WHAT YOU NEED TO DO: Locate every entry below that contains the word "tired" with the same capitalization, and copy each of those entries in full.
***
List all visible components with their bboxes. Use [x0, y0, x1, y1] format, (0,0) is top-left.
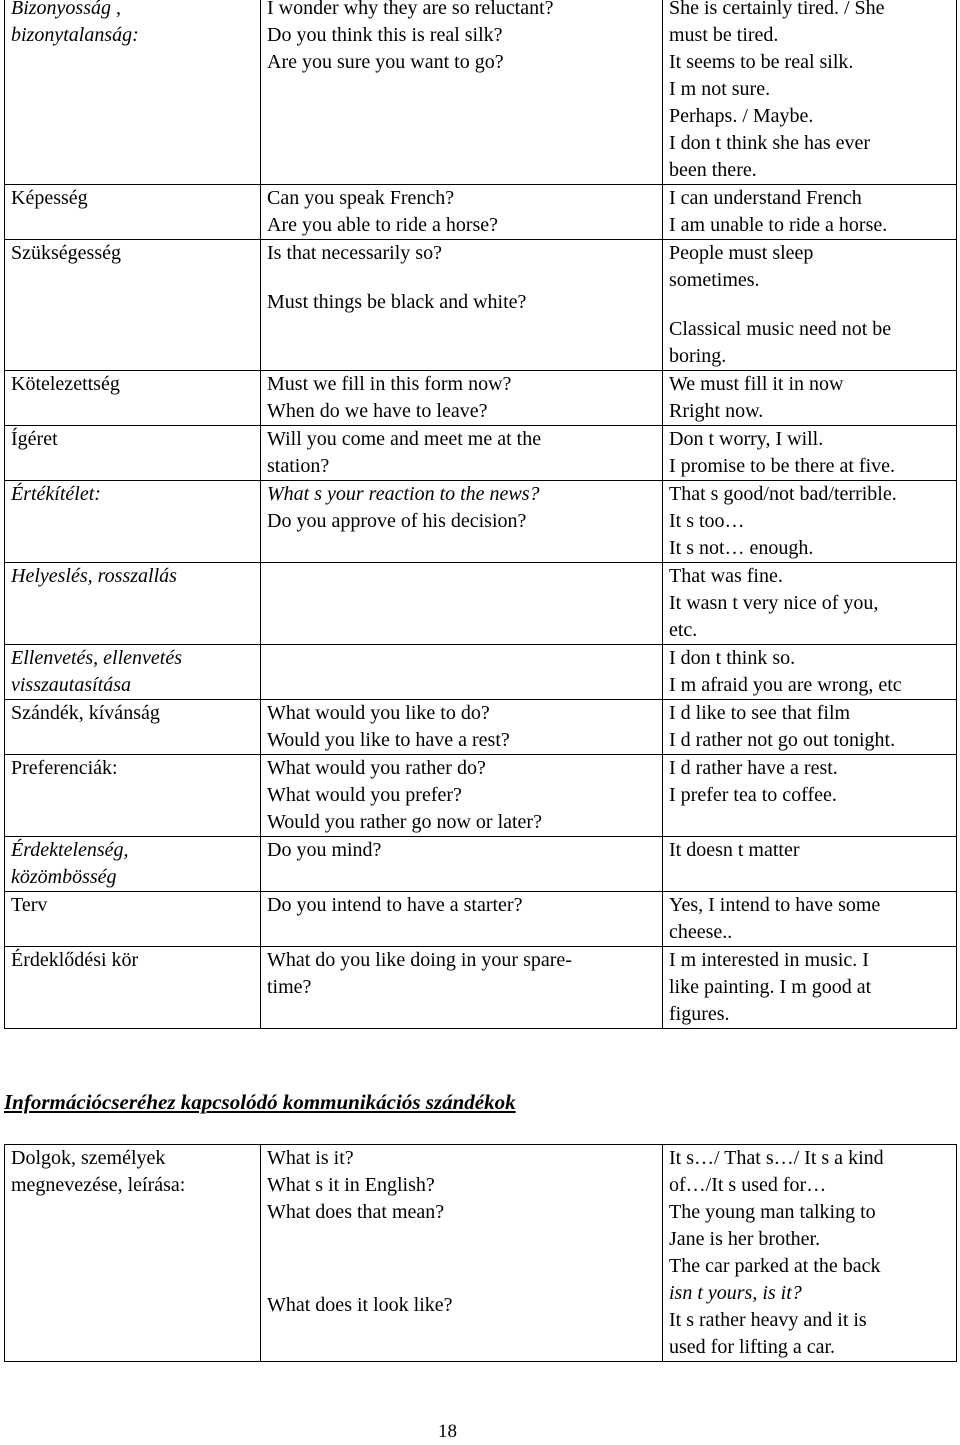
- cell-line: The young man talking to: [669, 1201, 876, 1223]
- cell-line: We must fill it in now: [669, 373, 844, 395]
- section-heading: Információcseréhez kapcsolódó kommunikációs szándékok: [4, 1090, 516, 1114]
- cell-line: It s rather heavy and it is: [669, 1309, 867, 1331]
- cell-line: like painting. I m good at: [669, 976, 872, 998]
- intent-cell: [5, 700, 261, 755]
- answer-cell: [663, 700, 957, 755]
- answer-cell: [663, 240, 957, 371]
- cell-line: What does it look like?: [267, 1294, 453, 1316]
- intent-cell: [5, 0, 261, 185]
- question-cell: [261, 1145, 663, 1362]
- cell-line: sometimes.: [669, 269, 760, 291]
- cell-line: közömbösség: [11, 866, 117, 888]
- intent-cell: [5, 185, 261, 240]
- cell-line: of…/It s used for…: [669, 1174, 827, 1196]
- table-row: [5, 947, 957, 1029]
- table-row: [5, 892, 957, 947]
- cell-line: It seems to be real silk.: [669, 51, 854, 73]
- intent-cell: [5, 892, 261, 947]
- table-row: [5, 240, 957, 371]
- cell-line: [267, 1270, 656, 1292]
- cell-line: Is that necessarily so?: [267, 242, 442, 264]
- cell-line: figures.: [669, 1003, 730, 1025]
- cell-line: Helyeslés, rosszallás: [11, 565, 177, 587]
- cell-line: Dolgok, személyek: [11, 1147, 166, 1169]
- question-cell: [261, 947, 663, 1029]
- intent-cell: [5, 947, 261, 1029]
- intent-cell: [5, 563, 261, 645]
- cell-line: What is it?: [267, 1147, 354, 1169]
- cell-line: [267, 1248, 656, 1270]
- cell-line: Értékítélet:: [11, 483, 101, 505]
- answer-cell: [663, 563, 957, 645]
- communication-table: [4, 0, 957, 1029]
- cell-line: Szándék, kívánság: [11, 702, 160, 724]
- cell-line: been there.: [669, 159, 757, 181]
- cell-line: Do you approve of his decision?: [267, 510, 527, 532]
- cell-line: Classical music need not be: [669, 318, 892, 340]
- question-cell: [261, 185, 663, 240]
- cell-line: Ígéret: [11, 428, 58, 450]
- intent-cell: [5, 837, 261, 892]
- cell-line: Rright now.: [669, 400, 764, 422]
- cell-line: I can understand French: [669, 187, 862, 209]
- cell-line: Don t worry, I will.: [669, 428, 824, 450]
- table-row: [5, 755, 957, 837]
- question-cell: [261, 240, 663, 371]
- answer-cell: [663, 755, 957, 837]
- cell-line: Ellenvetés, ellenvetés: [11, 647, 183, 669]
- cell-line: [267, 267, 656, 289]
- cell-line: [267, 1226, 656, 1248]
- cell-line: etc.: [669, 619, 698, 641]
- cell-line: Do you mind?: [267, 839, 382, 861]
- cell-line: Bizonyosság ,: [11, 0, 121, 19]
- cell-line: Érdeklődési kör: [11, 949, 139, 971]
- cell-line: Jane is her brother.: [669, 1228, 821, 1250]
- cell-line: I wonder why they are so reluctant?: [267, 0, 554, 19]
- cell-line: I am unable to ride a horse.: [669, 214, 888, 236]
- cell-line: cheese..: [669, 921, 733, 943]
- cell-line: That s good/not bad/terrible.: [669, 483, 897, 505]
- cell-line: I m not sure.: [669, 78, 771, 100]
- cell-line: I d rather not go out tonight.: [669, 729, 896, 751]
- cell-line: What do you like doing in your spare-: [267, 949, 572, 971]
- answer-cell: [663, 837, 957, 892]
- information-exchange-table: [4, 1144, 957, 1362]
- cell-line: Preferenciák:: [11, 757, 118, 779]
- table-row: [5, 645, 957, 700]
- cell-line: Are you able to ride a horse?: [267, 214, 499, 236]
- intent-cell: [5, 240, 261, 371]
- cell-line: must be tired.: [669, 24, 779, 46]
- question-cell: [261, 700, 663, 755]
- cell-line: I promise to be there at five.: [669, 455, 896, 477]
- cell-line: What would you rather do?: [267, 757, 486, 779]
- answer-cell: [663, 481, 957, 563]
- cell-line: I prefer tea to coffee.: [669, 784, 837, 806]
- intent-cell: [5, 755, 261, 837]
- cell-line: It s…/ That s…/ It s a kind: [669, 1147, 884, 1169]
- answer-cell: [663, 0, 957, 185]
- cell-line: Would you rather go now or later?: [267, 811, 542, 833]
- cell-line: Perhaps. / Maybe.: [669, 105, 814, 127]
- cell-line: That was fine.: [669, 565, 783, 587]
- cell-line: I d rather have a rest.: [669, 757, 838, 779]
- cell-line: What s it in English?: [267, 1174, 435, 1196]
- question-cell: [261, 837, 663, 892]
- question-cell: [261, 645, 663, 700]
- table-row: [5, 563, 957, 645]
- cell-line: I don t think she has ever: [669, 132, 871, 154]
- cell-line: used for lifting a car.: [669, 1336, 836, 1358]
- question-cell: [261, 426, 663, 481]
- cell-line: Will you come and meet me at the: [267, 428, 542, 450]
- cell-line: It wasn t very nice of you,: [669, 592, 879, 614]
- intent-cell: [5, 1145, 261, 1362]
- question-cell: [261, 563, 663, 645]
- table-row: [5, 426, 957, 481]
- answer-cell: [663, 1145, 957, 1362]
- cell-line: Do you think this is real silk?: [267, 24, 503, 46]
- answer-cell: [663, 892, 957, 947]
- cell-line: megnevezése, leírása:: [11, 1174, 186, 1196]
- question-cell: [261, 481, 663, 563]
- cell-line: People must sleep: [669, 242, 814, 264]
- cell-line: time?: [267, 976, 312, 998]
- cell-line: It doesn t matter: [669, 839, 800, 861]
- cell-line: Must things be black and white?: [267, 291, 527, 313]
- cell-line: Would you like to have a rest?: [267, 729, 510, 751]
- intent-cell: [5, 645, 261, 700]
- cell-line: Kötelezettség: [11, 373, 120, 395]
- cell-line: Érdektelenség,: [11, 839, 129, 861]
- cell-line: Must we fill in this form now?: [267, 373, 512, 395]
- answer-cell: [663, 371, 957, 426]
- cell-line: Képesség: [11, 187, 88, 209]
- cell-line: isn t yours, is it?: [669, 1282, 802, 1304]
- table-row: [5, 1145, 957, 1362]
- cell-line: Can you speak French?: [267, 187, 455, 209]
- cell-line: Terv: [11, 894, 48, 916]
- question-cell: [261, 755, 663, 837]
- cell-line: What would you prefer?: [267, 784, 462, 806]
- cell-line: I m afraid you are wrong, etc: [669, 674, 902, 696]
- cell-line: [669, 294, 950, 316]
- question-cell: [261, 371, 663, 426]
- cell-line: I don t think so.: [669, 647, 796, 669]
- cell-line: Do you intend to have a starter?: [267, 894, 523, 916]
- answer-cell: [663, 645, 957, 700]
- table-row: [5, 837, 957, 892]
- cell-line: It s too…: [669, 510, 745, 532]
- cell-line: What s your reaction to the news?: [267, 483, 540, 505]
- cell-line: When do we have to leave?: [267, 400, 488, 422]
- cell-line: Are you sure you want to go?: [267, 51, 504, 73]
- table-row: [5, 371, 957, 426]
- cell-line: station?: [267, 455, 330, 477]
- table-row: [5, 0, 957, 185]
- answer-cell: [663, 185, 957, 240]
- question-cell: [261, 0, 663, 185]
- cell-line: I m interested in music. I: [669, 949, 869, 971]
- cell-line: What does that mean?: [267, 1201, 445, 1223]
- page-number: 18: [438, 1421, 457, 1442]
- intent-cell: [5, 481, 261, 563]
- cell-line: Yes, I intend to have some: [669, 894, 881, 916]
- cell-line: visszautasítása: [11, 674, 132, 696]
- cell-line: bizonytalanság:: [11, 24, 139, 46]
- cell-line: It s not… enough.: [669, 537, 814, 559]
- table-row: [5, 481, 957, 563]
- intent-cell: [5, 426, 261, 481]
- cell-line: She is certainly tired. / She: [669, 0, 885, 19]
- cell-line: What would you like to do?: [267, 702, 490, 724]
- cell-line: I d like to see that film: [669, 702, 851, 724]
- table-row: [5, 185, 957, 240]
- cell-line: Szükségesség: [11, 242, 121, 264]
- question-cell: [261, 892, 663, 947]
- answer-cell: [663, 426, 957, 481]
- intent-cell: [5, 371, 261, 426]
- answer-cell: [663, 947, 957, 1029]
- cell-line: The car parked at the back: [669, 1255, 881, 1277]
- cell-line: boring.: [669, 345, 727, 367]
- table-row: [5, 700, 957, 755]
***
SOLUTION TO THE EXERCISE:
- cell-line: must be tired.: [669, 24, 779, 46]
- cell-line: She is certainly tired. / She: [669, 0, 885, 19]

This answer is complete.